▶ EXERCISE MATERIAL
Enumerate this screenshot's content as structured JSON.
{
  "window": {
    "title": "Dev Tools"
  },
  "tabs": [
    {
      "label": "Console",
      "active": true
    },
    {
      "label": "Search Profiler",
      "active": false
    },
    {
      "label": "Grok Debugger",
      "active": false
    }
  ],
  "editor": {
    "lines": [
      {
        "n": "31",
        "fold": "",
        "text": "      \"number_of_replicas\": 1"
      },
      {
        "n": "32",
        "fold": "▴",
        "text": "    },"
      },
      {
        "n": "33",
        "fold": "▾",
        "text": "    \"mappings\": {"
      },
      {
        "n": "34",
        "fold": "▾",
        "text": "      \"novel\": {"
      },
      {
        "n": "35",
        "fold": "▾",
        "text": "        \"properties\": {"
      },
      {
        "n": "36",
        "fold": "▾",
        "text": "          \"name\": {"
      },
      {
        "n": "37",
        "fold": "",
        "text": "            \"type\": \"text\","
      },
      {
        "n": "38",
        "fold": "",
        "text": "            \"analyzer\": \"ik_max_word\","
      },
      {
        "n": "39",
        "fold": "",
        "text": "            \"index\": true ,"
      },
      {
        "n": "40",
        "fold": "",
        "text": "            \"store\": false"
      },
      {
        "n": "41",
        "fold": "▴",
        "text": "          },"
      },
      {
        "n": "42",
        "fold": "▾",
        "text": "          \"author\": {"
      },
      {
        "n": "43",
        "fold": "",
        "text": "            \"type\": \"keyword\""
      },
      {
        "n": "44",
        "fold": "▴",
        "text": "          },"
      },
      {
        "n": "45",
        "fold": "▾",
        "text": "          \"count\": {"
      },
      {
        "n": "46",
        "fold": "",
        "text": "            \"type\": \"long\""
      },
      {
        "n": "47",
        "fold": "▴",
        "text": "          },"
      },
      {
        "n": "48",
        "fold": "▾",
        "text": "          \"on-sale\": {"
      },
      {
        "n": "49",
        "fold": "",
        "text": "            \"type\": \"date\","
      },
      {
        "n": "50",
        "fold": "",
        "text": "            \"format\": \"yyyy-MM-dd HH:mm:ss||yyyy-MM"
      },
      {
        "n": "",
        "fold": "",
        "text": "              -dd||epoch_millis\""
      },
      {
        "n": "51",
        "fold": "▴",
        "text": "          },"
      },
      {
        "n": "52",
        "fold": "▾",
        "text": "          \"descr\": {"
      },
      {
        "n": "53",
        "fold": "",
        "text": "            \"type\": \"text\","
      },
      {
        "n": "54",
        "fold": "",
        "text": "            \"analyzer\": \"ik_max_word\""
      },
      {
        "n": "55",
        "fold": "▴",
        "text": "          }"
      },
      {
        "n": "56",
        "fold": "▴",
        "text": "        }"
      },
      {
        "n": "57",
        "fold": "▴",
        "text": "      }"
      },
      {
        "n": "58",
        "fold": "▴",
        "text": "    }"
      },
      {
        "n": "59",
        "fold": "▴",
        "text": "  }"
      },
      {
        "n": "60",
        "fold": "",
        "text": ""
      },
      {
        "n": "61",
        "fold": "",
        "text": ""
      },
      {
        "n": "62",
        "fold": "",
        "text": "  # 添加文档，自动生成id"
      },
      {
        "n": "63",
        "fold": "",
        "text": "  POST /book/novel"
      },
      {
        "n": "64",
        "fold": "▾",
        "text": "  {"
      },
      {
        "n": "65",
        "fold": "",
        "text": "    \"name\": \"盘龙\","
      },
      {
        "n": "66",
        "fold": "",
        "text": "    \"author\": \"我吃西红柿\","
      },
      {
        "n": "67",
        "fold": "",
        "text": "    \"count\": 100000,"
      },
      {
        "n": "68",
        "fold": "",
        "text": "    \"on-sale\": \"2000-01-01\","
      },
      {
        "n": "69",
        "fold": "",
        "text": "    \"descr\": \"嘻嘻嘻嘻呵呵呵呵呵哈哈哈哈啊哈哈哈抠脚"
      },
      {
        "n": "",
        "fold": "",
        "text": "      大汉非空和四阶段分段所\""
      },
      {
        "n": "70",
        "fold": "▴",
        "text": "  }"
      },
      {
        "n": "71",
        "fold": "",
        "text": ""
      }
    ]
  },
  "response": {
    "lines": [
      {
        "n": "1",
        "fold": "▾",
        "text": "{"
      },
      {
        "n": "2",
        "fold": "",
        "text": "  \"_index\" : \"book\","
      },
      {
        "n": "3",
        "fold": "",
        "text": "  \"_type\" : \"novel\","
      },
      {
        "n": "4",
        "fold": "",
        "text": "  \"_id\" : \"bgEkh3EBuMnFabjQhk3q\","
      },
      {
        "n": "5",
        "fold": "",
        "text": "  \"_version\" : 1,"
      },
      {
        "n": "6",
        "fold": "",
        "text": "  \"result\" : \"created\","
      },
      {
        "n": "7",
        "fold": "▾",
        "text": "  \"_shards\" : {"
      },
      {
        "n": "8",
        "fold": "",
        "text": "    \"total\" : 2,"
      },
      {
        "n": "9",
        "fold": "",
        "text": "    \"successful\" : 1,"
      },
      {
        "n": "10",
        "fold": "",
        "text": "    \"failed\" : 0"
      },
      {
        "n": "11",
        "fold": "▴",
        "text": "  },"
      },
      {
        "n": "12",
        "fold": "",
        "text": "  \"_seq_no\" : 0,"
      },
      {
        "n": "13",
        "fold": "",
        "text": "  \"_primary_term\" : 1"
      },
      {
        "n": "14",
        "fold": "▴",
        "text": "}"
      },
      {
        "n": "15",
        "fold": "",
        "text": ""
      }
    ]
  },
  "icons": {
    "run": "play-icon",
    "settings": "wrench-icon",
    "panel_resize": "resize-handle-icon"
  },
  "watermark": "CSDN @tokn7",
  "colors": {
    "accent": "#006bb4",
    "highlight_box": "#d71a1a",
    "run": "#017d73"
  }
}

▶ EXERCISE BRIEF
Please restate the records in full, word for word.

▶ THE RESULT
Enumerate this screenshot's content as structured JSON.
{
  "window": {
    "title": "Dev Tools"
  },
  "tabs": [
    {
      "label": "Console",
      "active": true
    },
    {
      "label": "Search Profiler",
      "active": false
    },
    {
      "label": "Grok Debugger",
      "active": false
    }
  ],
  "editor": {
    "lines": [
      {
        "n": "31",
        "fold": "",
        "text": "      \"number_of_replicas\": 1"
      },
      {
        "n": "32",
        "fold": "▴",
        "text": "    },"
      },
      {
        "n": "33",
        "fold": "▾",
        "text": "    \"mappings\": {"
      },
      {
        "n": "34",
        "fold": "▾",
        "text": "      \"novel\": {"
      },
      {
        "n": "35",
        "fold": "▾",
        "text": "        \"properties\": {"
      },
      {
        "n": "36",
        "fold": "▾",
        "text": "          \"name\": {"
      },
      {
        "n": "37",
        "fold": "",
        "text": "            \"type\": \"text\","
      },
      {
        "n": "38",
        "fold": "",
        "text": "            \"analyzer\": \"ik_max_word\","
      },
      {
        "n": "39",
        "fold": "",
        "text": "            \"index\": true ,"
      },
      {
        "n": "40",
        "fold": "",
        "text": "            \"store\": false"
      },
      {
        "n": "41",
        "fold": "▴",
        "text": "          },"
      },
      {
        "n": "42",
        "fold": "▾",
        "text": "          \"author\": {"
      },
      {
        "n": "43",
        "fold": "",
        "text": "            \"type\": \"keyword\""
      },
      {
        "n": "44",
        "fold": "▴",
        "text": "          },"
      },
      {
        "n": "45",
        "fold": "▾",
        "text": "          \"count\": {"
      },
      {
        "n": "46",
        "fold": "",
        "text": "            \"type\": \"long\""
      },
      {
        "n": "47",
        "fold": "▴",
        "text": "          },"
      },
      {
        "n": "48",
        "fold": "▾",
        "text": "          \"on-sale\": {"
      },
      {
        "n": "49",
        "fold": "",
        "text": "            \"type\": \"date\","
      },
      {
        "n": "50",
        "fold": "",
        "text": "            \"format\": \"yyyy-MM-dd HH:mm:ss||yyyy-MM"
      },
      {
        "n": "",
        "fold": "",
        "text": "              -dd||epoch_millis\""
      },
      {
        "n": "51",
        "fold": "▴",
        "text": "          },"
      },
      {
        "n": "52",
        "fold": "▾",
        "text": "          \"descr\": {"
      },
      {
        "n": "53",
        "fold": "",
        "text": "            \"type\": \"text\","
      },
      {
        "n": "54",
        "fold": "",
        "text": "            \"analyzer\": \"ik_max_word\""
      },
      {
        "n": "55",
        "fold": "▴",
        "text": "          }"
      },
      {
        "n": "56",
        "fold": "▴",
        "text": "        }"
      },
      {
        "n": "57",
        "fold": "▴",
        "text": "      }"
      },
      {
        "n": "58",
        "fold": "▴",
        "text": "    }"
      },
      {
        "n": "59",
        "fold": "▴",
        "text": "  }"
      },
      {
        "n": "60",
        "fold": "",
        "text": ""
      },
      {
        "n": "61",
        "fold": "",
        "text": ""
      },
      {
        "n": "62",
        "fold": "",
        "text": "  # 添加文档，自动生成id"
      },
      {
        "n": "63",
        "fold": "",
        "text": "  POST /book/novel"
      },
      {
        "n": "64",
        "fold": "▾",
        "text": "  {"
      },
      {
        "n": "65",
        "fold": "",
        "text": "    \"name\": \"盘龙\","
      },
      {
        "n": "66",
        "fold": "",
        "text": "    \"author\": \"我吃西红柿\","
      },
      {
        "n": "67",
        "fold": "",
        "text": "    \"count\": 100000,"
      },
      {
        "n": "68",
        "fold": "",
        "text": "    \"on-sale\": \"2000-01-01\","
      },
      {
        "n": "69",
        "fold": "",
        "text": "    \"descr\": \"嘻嘻嘻嘻呵呵呵呵呵哈哈哈哈啊哈哈哈抠脚"
      },
      {
        "n": "",
        "fold": "",
        "text": "      大汉非空和四阶段分段所\""
      },
      {
        "n": "70",
        "fold": "▴",
        "text": "  }"
      },
      {
        "n": "71",
        "fold": "",
        "text": ""
      }
    ]
  },
  "response": {
    "lines": [
      {
        "n": "1",
        "fold": "▾",
        "text": "{"
      },
      {
        "n": "2",
        "fold": "",
        "text": "  \"_index\" : \"book\","
      },
      {
        "n": "3",
        "fold": "",
        "text": "  \"_type\" : \"novel\","
      },
      {
        "n": "4",
        "fold": "",
        "text": "  \"_id\" : \"bgEkh3EBuMnFabjQhk3q\","
      },
      {
        "n": "5",
        "fold": "",
        "text": "  \"_version\" : 1,"
      },
      {
        "n": "6",
        "fold": "",
        "text": "  \"result\" : \"created\","
      },
      {
        "n": "7",
        "fold": "▾",
        "text": "  \"_shards\" : {"
      },
      {
        "n": "8",
        "fold": "",
        "text": "    \"total\" : 2,"
      },
      {
        "n": "9",
        "fold": "",
        "text": "    \"successful\" : 1,"
      },
      {
        "n": "10",
        "fold": "",
        "text": "    \"failed\" : 0"
      },
      {
        "n": "11",
        "fold": "▴",
        "text": "  },"
      },
      {
        "n": "12",
        "fold": "",
        "text": "  \"_seq_no\" : 0,"
      },
      {
        "n": "13",
        "fold": "",
        "text": "  \"_primary_term\" : 1"
      },
      {
        "n": "14",
        "fold": "▴",
        "text": "}"
      },
      {
        "n": "15",
        "fold": "",
        "text": ""
      }
    ]
  },
  "icons": {
    "run": "play-icon",
    "settings": "wrench-icon",
    "panel_resize": "resize-handle-icon"
  },
  "watermark": "CSDN @tokn7",
  "colors": {
    "accent": "#006bb4",
    "highlight_box": "#d71a1a",
    "run": "#017d73"
  }
}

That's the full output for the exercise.